• WHAT NEEDS TO BE DONE
Go through the entries below and collect each line with the string "Herren" in it.

• DATA IN THIS EXERCISE
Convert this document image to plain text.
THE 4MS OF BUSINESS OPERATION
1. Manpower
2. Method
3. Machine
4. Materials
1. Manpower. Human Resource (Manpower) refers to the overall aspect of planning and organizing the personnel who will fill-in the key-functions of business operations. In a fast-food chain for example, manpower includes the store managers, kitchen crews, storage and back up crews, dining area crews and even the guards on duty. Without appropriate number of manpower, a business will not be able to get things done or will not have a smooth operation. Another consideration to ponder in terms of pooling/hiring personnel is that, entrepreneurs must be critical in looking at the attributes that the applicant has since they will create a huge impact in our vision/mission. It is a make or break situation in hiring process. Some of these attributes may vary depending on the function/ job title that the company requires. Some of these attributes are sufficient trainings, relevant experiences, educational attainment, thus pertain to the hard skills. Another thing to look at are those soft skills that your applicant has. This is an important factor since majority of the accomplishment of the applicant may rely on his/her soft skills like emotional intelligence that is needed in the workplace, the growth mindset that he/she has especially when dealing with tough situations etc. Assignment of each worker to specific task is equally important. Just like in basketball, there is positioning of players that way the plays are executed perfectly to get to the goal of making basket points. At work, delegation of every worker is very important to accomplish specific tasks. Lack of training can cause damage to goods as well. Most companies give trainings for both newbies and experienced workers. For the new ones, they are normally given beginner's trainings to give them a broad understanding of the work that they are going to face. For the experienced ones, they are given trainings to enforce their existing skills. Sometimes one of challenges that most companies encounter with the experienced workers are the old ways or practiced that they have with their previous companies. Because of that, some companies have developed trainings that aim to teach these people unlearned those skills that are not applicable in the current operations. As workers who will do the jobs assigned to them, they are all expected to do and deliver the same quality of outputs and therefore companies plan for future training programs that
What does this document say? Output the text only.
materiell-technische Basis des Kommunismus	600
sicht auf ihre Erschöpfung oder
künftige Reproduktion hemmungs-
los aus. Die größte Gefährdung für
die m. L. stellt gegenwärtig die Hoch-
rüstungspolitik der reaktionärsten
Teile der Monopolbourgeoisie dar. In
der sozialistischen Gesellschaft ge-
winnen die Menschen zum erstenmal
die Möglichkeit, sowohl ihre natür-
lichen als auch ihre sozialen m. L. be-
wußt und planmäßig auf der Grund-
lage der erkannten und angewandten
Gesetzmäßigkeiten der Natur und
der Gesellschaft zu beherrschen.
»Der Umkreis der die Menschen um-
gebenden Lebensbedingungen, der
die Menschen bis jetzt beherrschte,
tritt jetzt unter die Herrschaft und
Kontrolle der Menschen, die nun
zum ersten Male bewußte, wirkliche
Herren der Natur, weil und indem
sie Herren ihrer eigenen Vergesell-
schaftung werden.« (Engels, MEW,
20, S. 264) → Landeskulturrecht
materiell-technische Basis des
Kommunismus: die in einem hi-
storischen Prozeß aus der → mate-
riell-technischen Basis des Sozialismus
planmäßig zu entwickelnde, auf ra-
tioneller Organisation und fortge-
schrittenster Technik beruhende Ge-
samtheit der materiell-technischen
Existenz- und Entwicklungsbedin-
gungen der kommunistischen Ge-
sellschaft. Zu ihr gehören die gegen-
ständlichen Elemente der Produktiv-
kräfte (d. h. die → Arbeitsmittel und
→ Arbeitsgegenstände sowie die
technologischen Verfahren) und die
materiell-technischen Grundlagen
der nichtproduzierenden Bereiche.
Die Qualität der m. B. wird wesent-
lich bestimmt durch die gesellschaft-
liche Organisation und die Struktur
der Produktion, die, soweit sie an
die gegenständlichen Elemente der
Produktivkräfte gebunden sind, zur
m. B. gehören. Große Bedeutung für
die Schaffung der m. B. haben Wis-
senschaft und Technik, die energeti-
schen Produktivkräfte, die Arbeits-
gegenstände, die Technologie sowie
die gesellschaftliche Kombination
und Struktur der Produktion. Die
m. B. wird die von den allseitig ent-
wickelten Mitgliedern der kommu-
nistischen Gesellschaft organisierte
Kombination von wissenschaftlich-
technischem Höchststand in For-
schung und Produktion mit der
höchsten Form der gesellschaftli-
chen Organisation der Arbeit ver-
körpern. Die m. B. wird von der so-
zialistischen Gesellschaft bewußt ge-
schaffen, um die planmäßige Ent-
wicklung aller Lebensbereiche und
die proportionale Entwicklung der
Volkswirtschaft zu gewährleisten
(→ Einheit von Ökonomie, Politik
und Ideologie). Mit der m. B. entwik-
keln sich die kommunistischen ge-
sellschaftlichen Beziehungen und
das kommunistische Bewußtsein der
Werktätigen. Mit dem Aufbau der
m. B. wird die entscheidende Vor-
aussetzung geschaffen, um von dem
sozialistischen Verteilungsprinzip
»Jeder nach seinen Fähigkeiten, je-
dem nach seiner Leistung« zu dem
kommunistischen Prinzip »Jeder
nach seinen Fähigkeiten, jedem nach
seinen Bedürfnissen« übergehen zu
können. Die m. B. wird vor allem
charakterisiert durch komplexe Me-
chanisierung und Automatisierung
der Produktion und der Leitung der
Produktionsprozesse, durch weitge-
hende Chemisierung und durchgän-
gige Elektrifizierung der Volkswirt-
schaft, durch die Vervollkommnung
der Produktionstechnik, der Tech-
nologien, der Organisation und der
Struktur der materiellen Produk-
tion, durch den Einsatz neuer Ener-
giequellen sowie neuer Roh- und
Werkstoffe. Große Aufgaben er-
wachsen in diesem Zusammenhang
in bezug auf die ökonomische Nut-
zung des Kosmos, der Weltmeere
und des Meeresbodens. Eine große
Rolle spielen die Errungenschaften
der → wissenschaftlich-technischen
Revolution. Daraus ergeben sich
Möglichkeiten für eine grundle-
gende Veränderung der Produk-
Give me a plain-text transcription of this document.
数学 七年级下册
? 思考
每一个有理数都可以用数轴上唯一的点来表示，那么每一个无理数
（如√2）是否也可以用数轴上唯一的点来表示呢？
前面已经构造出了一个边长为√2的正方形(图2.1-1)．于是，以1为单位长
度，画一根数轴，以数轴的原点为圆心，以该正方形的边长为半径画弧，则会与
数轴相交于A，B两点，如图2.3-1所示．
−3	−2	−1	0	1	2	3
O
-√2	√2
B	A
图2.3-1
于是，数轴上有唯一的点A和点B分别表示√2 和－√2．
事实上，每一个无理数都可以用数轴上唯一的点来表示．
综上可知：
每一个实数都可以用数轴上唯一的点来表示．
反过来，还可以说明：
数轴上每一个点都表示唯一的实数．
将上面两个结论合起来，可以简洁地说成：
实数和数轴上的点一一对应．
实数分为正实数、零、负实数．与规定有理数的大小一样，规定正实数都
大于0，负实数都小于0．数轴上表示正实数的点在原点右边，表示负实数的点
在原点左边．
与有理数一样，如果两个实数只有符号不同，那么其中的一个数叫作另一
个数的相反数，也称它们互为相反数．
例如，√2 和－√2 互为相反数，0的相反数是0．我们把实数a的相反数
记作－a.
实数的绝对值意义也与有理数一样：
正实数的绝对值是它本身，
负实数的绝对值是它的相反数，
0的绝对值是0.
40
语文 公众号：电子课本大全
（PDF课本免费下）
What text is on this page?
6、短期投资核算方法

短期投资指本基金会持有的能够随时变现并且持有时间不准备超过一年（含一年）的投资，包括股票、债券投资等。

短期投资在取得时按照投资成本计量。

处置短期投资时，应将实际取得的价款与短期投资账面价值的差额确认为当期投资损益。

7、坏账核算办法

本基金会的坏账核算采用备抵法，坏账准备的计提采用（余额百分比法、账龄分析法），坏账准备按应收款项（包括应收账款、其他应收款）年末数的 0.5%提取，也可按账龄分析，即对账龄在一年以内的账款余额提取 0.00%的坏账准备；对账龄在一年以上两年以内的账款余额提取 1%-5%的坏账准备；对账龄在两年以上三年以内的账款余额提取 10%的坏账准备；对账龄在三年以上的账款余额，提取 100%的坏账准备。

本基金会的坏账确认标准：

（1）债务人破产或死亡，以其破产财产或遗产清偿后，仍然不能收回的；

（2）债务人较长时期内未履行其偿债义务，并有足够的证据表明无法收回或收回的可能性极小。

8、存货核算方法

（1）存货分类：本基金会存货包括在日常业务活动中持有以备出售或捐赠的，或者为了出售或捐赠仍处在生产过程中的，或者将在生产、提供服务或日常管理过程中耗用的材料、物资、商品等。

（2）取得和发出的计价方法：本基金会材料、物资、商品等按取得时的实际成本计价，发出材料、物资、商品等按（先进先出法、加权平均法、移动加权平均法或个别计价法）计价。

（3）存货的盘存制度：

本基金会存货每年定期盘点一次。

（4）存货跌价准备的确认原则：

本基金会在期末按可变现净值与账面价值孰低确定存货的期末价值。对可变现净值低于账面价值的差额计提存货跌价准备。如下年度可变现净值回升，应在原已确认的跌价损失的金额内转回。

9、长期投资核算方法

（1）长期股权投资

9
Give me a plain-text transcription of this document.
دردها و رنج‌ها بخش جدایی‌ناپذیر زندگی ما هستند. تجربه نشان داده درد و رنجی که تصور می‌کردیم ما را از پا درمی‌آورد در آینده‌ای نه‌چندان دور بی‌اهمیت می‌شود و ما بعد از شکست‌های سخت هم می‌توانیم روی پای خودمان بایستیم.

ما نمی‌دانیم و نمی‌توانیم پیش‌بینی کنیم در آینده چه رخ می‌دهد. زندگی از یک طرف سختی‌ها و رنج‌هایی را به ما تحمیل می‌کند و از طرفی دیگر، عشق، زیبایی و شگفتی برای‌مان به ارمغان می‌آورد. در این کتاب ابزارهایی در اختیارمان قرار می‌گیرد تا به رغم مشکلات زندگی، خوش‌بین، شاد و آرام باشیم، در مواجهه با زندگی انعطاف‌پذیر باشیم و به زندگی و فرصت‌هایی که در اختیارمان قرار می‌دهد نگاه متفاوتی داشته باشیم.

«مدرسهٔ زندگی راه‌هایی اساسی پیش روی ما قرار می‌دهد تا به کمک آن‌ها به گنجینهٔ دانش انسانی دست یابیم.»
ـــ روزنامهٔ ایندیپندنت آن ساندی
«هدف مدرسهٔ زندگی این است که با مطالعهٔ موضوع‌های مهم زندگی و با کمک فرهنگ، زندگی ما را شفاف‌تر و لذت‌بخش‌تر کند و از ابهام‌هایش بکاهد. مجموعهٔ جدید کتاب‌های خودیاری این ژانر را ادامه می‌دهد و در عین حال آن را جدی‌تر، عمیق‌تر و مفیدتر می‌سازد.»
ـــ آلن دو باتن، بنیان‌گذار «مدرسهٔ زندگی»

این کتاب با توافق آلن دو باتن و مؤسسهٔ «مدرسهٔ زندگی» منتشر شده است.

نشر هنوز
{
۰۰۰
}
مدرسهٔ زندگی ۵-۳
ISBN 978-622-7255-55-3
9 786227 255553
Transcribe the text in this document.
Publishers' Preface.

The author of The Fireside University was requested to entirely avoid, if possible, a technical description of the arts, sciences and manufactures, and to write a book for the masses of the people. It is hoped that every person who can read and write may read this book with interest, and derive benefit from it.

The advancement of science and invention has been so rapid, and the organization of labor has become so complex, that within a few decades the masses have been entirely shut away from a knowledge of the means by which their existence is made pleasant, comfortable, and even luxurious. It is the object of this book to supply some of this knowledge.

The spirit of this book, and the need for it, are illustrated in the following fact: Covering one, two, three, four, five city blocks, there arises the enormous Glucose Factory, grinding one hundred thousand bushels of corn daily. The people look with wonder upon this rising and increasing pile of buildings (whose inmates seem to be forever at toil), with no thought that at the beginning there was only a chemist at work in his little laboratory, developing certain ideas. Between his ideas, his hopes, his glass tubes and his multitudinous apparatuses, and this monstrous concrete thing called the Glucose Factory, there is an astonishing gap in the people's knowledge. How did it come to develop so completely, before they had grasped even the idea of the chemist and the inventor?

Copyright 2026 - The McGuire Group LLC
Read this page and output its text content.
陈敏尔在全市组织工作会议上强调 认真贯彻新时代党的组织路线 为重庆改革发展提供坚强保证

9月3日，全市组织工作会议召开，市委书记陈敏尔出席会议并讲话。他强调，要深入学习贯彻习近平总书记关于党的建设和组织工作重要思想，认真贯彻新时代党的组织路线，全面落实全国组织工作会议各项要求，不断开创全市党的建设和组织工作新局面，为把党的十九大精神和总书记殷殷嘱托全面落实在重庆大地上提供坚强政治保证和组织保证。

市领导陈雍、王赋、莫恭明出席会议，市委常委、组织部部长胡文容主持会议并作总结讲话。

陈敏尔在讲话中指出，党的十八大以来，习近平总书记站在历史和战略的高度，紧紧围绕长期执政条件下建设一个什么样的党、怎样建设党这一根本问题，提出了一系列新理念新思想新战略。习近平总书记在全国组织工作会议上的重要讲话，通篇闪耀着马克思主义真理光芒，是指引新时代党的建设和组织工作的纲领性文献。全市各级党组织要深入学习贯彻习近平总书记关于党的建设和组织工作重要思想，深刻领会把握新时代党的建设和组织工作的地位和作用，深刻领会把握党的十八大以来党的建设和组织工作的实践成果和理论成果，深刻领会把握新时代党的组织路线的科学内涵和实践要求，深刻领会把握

• THE ANSWER
Herren der Natur, weil und indem
sie Herren ihrer eigenen Vergesell-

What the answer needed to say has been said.